• **Short exercise**: The entries below are to be repeated exactly as they stand.

===== Exercise materials

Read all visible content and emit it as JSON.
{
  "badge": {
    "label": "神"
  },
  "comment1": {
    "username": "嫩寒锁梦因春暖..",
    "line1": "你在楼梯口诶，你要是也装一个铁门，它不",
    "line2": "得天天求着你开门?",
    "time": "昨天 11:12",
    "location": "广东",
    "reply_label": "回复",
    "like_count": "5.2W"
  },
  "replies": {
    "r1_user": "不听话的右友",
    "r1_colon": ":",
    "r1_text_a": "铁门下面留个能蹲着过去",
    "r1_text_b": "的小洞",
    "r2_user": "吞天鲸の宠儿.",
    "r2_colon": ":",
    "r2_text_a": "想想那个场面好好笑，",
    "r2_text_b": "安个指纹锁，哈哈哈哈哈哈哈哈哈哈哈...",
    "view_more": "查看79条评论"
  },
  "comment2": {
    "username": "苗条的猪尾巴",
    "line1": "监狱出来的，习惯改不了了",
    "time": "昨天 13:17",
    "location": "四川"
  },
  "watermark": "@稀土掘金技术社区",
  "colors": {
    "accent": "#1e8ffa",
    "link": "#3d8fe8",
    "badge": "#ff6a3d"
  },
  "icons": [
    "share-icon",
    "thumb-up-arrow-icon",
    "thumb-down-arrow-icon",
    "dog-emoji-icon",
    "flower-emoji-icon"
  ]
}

==========

• **Solution**:
Read all visible content and emit it as JSON.
{
  "badge": {
    "label": "神"
  },
  "comment1": {
    "username": "嫩寒锁梦因春暖..",
    "line1": "你在楼梯口诶，你要是也装一个铁门，它不",
    "line2": "得天天求着你开门?",
    "time": "昨天 11:12",
    "location": "广东",
    "reply_label": "回复",
    "like_count": "5.2W"
  },
  "replies": {
    "r1_user": "不听话的右友",
    "r1_colon": ":",
    "r1_text_a": "铁门下面留个能蹲着过去",
    "r1_text_b": "的小洞",
    "r2_user": "吞天鲸の宠儿.",
    "r2_colon": ":",
    "r2_text_a": "想想那个场面好好笑，",
    "r2_text_b": "安个指纹锁，哈哈哈哈哈哈哈哈哈哈哈...",
    "view_more": "查看79条评论"
  },
  "comment2": {
    "username": "苗条的猪尾巴",
    "line1": "监狱出来的，习惯改不了了",
    "time": "昨天 13:17",
    "location": "四川"
  },
  "watermark": "@稀土掘金技术社区",
  "colors": {
    "accent": "#1e8ffa",
    "link": "#3d8fe8",
    "badge": "#ff6a3d"
  },
  "icons": [
    "share-icon",
    "thumb-up-arrow-icon",
    "thumb-down-arrow-icon",
    "dog-emoji-icon",
    "flower-emoji-icon"
  ]
}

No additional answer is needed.